## [What is required]
Copy nothing but the text: reproduce each line of the listing exactly and leave the pictures out.

## [Input for this task]
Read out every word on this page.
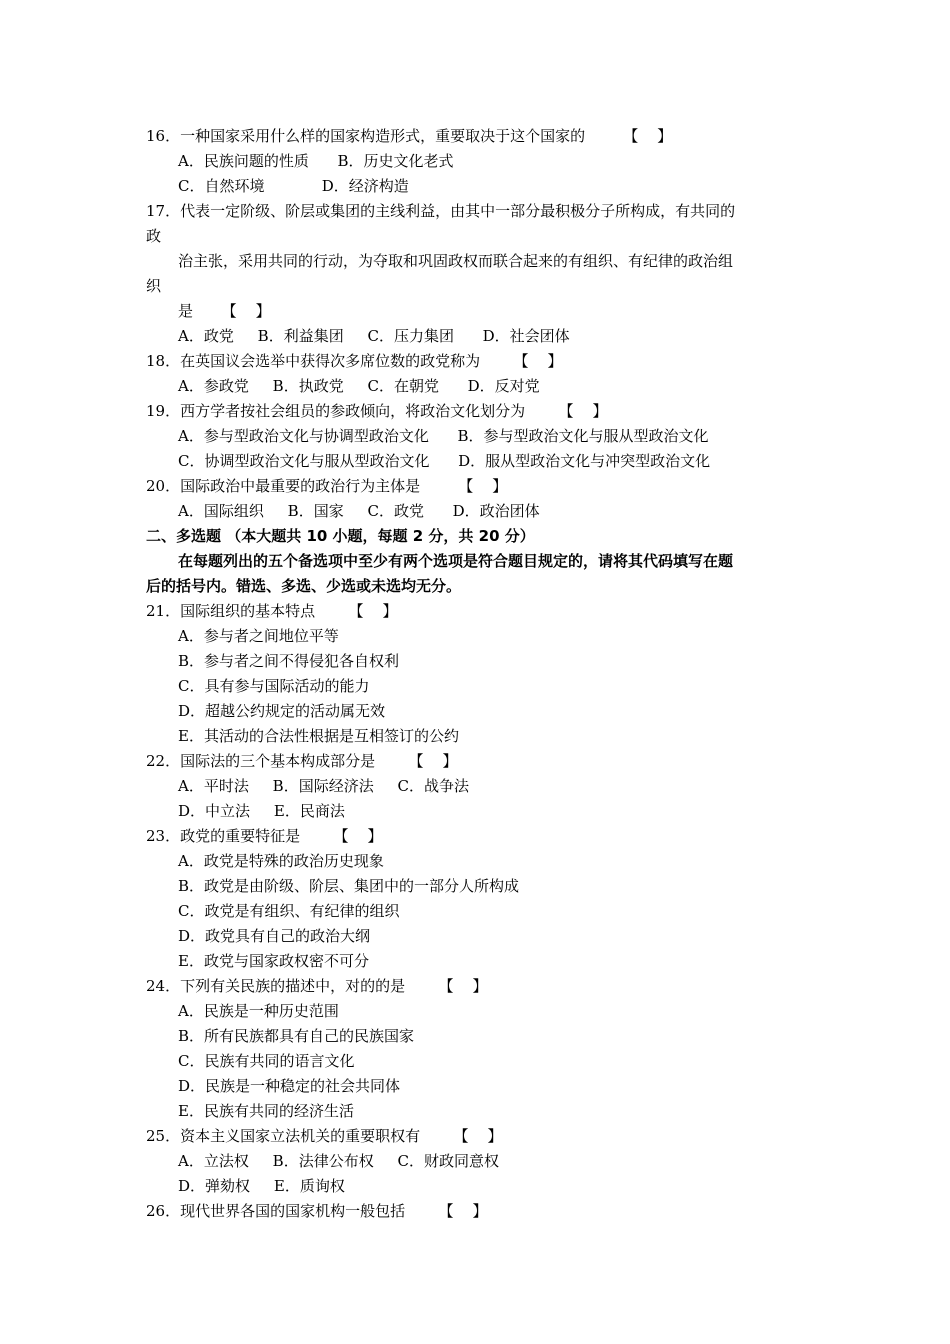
16．一种国家采用什么样的国家构造形式，重要取决于这个国家的        【    】
A．民族问题的性质      B．历史文化老式
C．自然环境            D．经济构造
17．代表一定阶级、阶层或集团的主线利益，由其中一部分最积极分子所构成，有共同的
政
治主张，采用共同的行动，为夺取和巩固政权而联合起来的有组织、有纪律的政治组
织
是      【    】
A．政党     B．利益集团     C．压力集团      D．社会团体
18．在英国议会选举中获得次多席位数的政党称为       【    】
A．参政党     B．执政党     C．在朝党      D．反对党
19．西方学者按社会组员的参政倾向，将政治文化划分为       【    】
A．参与型政治文化与协调型政治文化      B．参与型政治文化与服从型政治文化
C．协调型政治文化与服从型政治文化      D．服从型政治文化与冲突型政治文化
20．国际政治中最重要的政治行为主体是        【    】
A．国际组织     B．国家     C．政党      D．政治团体
二、多选题 （本大题共 10 小题，每题 2 分，共 20 分）
在每题列出的五个备选项中至少有两个选项是符合题目规定的，请将其代码填写在题
后的括号内。错选、多选、少选或未选均无分。
21．国际组织的基本特点       【    】
A．参与者之间地位平等
B．参与者之间不得侵犯各自权利
C．具有参与国际活动的能力
D．超越公约规定的活动属无效
E．其活动的合法性根据是互相签订的公约
22．国际法的三个基本构成部分是       【    】
A．平时法     B．国际经济法     C．战争法
D．中立法     E．民商法
23．政党的重要特征是       【    】
A．政党是特殊的政治历史现象
B．政党是由阶级、阶层、集团中的一部分人所构成
C．政党是有组织、有纪律的组织
D．政党具有自己的政治大纲
E．政党与国家政权密不可分
24．下列有关民族的描述中，对的的是       【    】
A．民族是一种历史范围
B．所有民族都具有自己的民族国家
C．民族有共同的语言文化
D．民族是一种稳定的社会共同体
E．民族有共同的经济生活
25．资本主义国家立法机关的重要职权有       【    】
A．立法权     B．法律公布权     C．财政同意权
D．弹劾权     E．质询权
26．现代世界各国的国家机构一般包括       【    】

## [Output for this exercise]
Read out every word on this page.
16．一种国家采用什么样的国家构造形式，重要取决于这个国家的        【    】
A．民族问题的性质      B．历史文化老式
C．自然环境            D．经济构造
17．代表一定阶级、阶层或集团的主线利益，由其中一部分最积极分子所构成，有共同的
政
治主张，采用共同的行动，为夺取和巩固政权而联合起来的有组织、有纪律的政治组
织
是      【    】
A．政党     B．利益集团     C．压力集团      D．社会团体
18．在英国议会选举中获得次多席位数的政党称为       【    】
A．参政党     B．执政党     C．在朝党      D．反对党
19．西方学者按社会组员的参政倾向，将政治文化划分为       【    】
A．参与型政治文化与协调型政治文化      B．参与型政治文化与服从型政治文化
C．协调型政治文化与服从型政治文化      D．服从型政治文化与冲突型政治文化
20．国际政治中最重要的政治行为主体是        【    】
A．国际组织     B．国家     C．政党      D．政治团体
二、多选题 （本大题共 10 小题，每题 2 分，共 20 分）
在每题列出的五个备选项中至少有两个选项是符合题目规定的，请将其代码填写在题
后的括号内。错选、多选、少选或未选均无分。
21．国际组织的基本特点       【    】
A．参与者之间地位平等
B．参与者之间不得侵犯各自权利
C．具有参与国际活动的能力
D．超越公约规定的活动属无效
E．其活动的合法性根据是互相签订的公约
22．国际法的三个基本构成部分是       【    】
A．平时法     B．国际经济法     C．战争法
D．中立法     E．民商法
23．政党的重要特征是       【    】
A．政党是特殊的政治历史现象
B．政党是由阶级、阶层、集团中的一部分人所构成
C．政党是有组织、有纪律的组织
D．政党具有自己的政治大纲
E．政党与国家政权密不可分
24．下列有关民族的描述中，对的的是       【    】
A．民族是一种历史范围
B．所有民族都具有自己的民族国家
C．民族有共同的语言文化
D．民族是一种稳定的社会共同体
E．民族有共同的经济生活
25．资本主义国家立法机关的重要职权有       【    】
A．立法权     B．法律公布权     C．财政同意权
D．弹劾权     E．质询权
26．现代世界各国的国家机构一般包括       【    】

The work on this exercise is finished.